Task.
Count the lines containing "ndan" in the entries underneath, and state that count without anything else.

Stored records:
:::

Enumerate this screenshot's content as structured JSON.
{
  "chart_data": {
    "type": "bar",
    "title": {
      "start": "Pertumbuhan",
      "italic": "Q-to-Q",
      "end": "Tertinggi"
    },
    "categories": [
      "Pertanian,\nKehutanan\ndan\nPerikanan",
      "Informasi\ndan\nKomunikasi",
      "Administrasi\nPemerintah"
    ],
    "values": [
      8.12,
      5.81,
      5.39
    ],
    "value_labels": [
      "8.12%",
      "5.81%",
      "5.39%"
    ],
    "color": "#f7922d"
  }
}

:::

Full output.
2